PROBLEM TO SOLVE ▸
Transcribe each line of the records below exactly, excluding any embedded images.

=-=-=

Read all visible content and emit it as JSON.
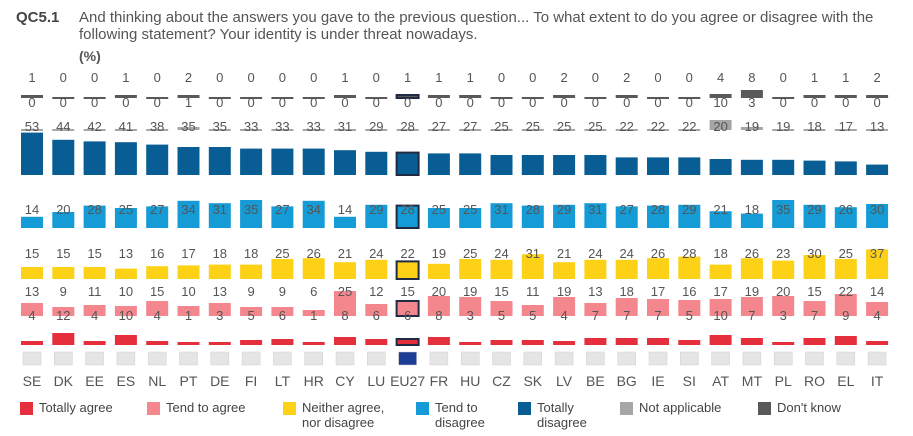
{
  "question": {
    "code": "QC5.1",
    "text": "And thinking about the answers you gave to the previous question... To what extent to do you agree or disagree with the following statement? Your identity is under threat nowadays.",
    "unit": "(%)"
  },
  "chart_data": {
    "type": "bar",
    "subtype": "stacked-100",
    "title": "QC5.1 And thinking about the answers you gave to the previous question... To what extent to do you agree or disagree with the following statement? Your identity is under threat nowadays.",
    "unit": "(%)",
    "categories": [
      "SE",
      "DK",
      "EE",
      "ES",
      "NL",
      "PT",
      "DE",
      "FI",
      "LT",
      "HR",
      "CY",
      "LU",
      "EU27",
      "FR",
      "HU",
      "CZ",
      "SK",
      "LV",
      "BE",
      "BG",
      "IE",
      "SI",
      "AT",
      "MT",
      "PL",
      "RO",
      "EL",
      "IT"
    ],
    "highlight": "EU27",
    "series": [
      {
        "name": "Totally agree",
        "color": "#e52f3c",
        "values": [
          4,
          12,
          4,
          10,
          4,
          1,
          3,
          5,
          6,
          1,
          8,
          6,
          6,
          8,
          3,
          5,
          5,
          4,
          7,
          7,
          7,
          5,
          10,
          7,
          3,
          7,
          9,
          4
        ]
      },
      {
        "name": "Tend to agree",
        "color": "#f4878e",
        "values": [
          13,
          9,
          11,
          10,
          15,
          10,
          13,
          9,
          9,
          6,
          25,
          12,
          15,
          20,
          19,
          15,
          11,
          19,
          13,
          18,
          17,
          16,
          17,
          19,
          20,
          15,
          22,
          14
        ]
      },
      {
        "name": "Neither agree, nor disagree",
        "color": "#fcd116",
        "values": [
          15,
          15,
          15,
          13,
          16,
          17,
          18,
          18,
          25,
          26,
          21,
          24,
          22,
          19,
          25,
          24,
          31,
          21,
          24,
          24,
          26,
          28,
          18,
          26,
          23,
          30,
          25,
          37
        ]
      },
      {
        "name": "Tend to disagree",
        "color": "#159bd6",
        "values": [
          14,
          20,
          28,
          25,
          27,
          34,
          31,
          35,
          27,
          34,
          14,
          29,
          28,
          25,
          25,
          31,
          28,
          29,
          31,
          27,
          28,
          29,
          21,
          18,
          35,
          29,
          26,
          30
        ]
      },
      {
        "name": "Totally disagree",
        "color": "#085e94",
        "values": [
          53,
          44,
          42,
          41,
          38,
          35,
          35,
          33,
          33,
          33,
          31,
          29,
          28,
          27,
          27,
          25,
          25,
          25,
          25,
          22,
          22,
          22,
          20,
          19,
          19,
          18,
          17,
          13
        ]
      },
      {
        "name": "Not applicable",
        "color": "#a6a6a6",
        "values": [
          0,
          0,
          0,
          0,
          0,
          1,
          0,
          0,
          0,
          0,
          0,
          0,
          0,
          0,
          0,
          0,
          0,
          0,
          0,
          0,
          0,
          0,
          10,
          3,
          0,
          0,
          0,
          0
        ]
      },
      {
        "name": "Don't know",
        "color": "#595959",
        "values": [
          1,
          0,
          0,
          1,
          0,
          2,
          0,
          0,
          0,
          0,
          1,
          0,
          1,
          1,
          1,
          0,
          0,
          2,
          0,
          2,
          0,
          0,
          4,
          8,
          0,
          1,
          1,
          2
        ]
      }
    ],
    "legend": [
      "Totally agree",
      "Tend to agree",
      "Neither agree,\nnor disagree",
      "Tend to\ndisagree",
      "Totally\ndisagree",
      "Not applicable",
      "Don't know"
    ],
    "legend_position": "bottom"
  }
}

=-=-=

RESPONSE TO THIS TASK ▸
Read all visible content and emit it as JSON.
{
  "question": {
    "code": "QC5.1",
    "text": "And thinking about the answers you gave to the previous question... To what extent to do you agree or disagree with the following statement? Your identity is under threat nowadays.",
    "unit": "(%)"
  },
  "chart_data": {
    "type": "bar",
    "subtype": "stacked-100",
    "title": "QC5.1 And thinking about the answers you gave to the previous question... To what extent to do you agree or disagree with the following statement? Your identity is under threat nowadays.",
    "unit": "(%)",
    "categories": [
      "SE",
      "DK",
      "EE",
      "ES",
      "NL",
      "PT",
      "DE",
      "FI",
      "LT",
      "HR",
      "CY",
      "LU",
      "EU27",
      "FR",
      "HU",
      "CZ",
      "SK",
      "LV",
      "BE",
      "BG",
      "IE",
      "SI",
      "AT",
      "MT",
      "PL",
      "RO",
      "EL",
      "IT"
    ],
    "highlight": "EU27",
    "series": [
      {
        "name": "Totally agree",
        "color": "#e52f3c",
        "values": [
          4,
          12,
          4,
          10,
          4,
          1,
          3,
          5,
          6,
          1,
          8,
          6,
          6,
          8,
          3,
          5,
          5,
          4,
          7,
          7,
          7,
          5,
          10,
          7,
          3,
          7,
          9,
          4
        ]
      },
      {
        "name": "Tend to agree",
        "color": "#f4878e",
        "values": [
          13,
          9,
          11,
          10,
          15,
          10,
          13,
          9,
          9,
          6,
          25,
          12,
          15,
          20,
          19,
          15,
          11,
          19,
          13,
          18,
          17,
          16,
          17,
          19,
          20,
          15,
          22,
          14
        ]
      },
      {
        "name": "Neither agree, nor disagree",
        "color": "#fcd116",
        "values": [
          15,
          15,
          15,
          13,
          16,
          17,
          18,
          18,
          25,
          26,
          21,
          24,
          22,
          19,
          25,
          24,
          31,
          21,
          24,
          24,
          26,
          28,
          18,
          26,
          23,
          30,
          25,
          37
        ]
      },
      {
        "name": "Tend to disagree",
        "color": "#159bd6",
        "values": [
          14,
          20,
          28,
          25,
          27,
          34,
          31,
          35,
          27,
          34,
          14,
          29,
          28,
          25,
          25,
          31,
          28,
          29,
          31,
          27,
          28,
          29,
          21,
          18,
          35,
          29,
          26,
          30
        ]
      },
      {
        "name": "Totally disagree",
        "color": "#085e94",
        "values": [
          53,
          44,
          42,
          41,
          38,
          35,
          35,
          33,
          33,
          33,
          31,
          29,
          28,
          27,
          27,
          25,
          25,
          25,
          25,
          22,
          22,
          22,
          20,
          19,
          19,
          18,
          17,
          13
        ]
      },
      {
        "name": "Not applicable",
        "color": "#a6a6a6",
        "values": [
          0,
          0,
          0,
          0,
          0,
          1,
          0,
          0,
          0,
          0,
          0,
          0,
          0,
          0,
          0,
          0,
          0,
          0,
          0,
          0,
          0,
          0,
          10,
          3,
          0,
          0,
          0,
          0
        ]
      },
      {
        "name": "Don't know",
        "color": "#595959",
        "values": [
          1,
          0,
          0,
          1,
          0,
          2,
          0,
          0,
          0,
          0,
          1,
          0,
          1,
          1,
          1,
          0,
          0,
          2,
          0,
          2,
          0,
          0,
          4,
          8,
          0,
          1,
          1,
          2
        ]
      }
    ],
    "legend": [
      "Totally agree",
      "Tend to agree",
      "Neither agree,\nnor disagree",
      "Tend to\ndisagree",
      "Totally\ndisagree",
      "Not applicable",
      "Don't know"
    ],
    "legend_position": "bottom"
  }
}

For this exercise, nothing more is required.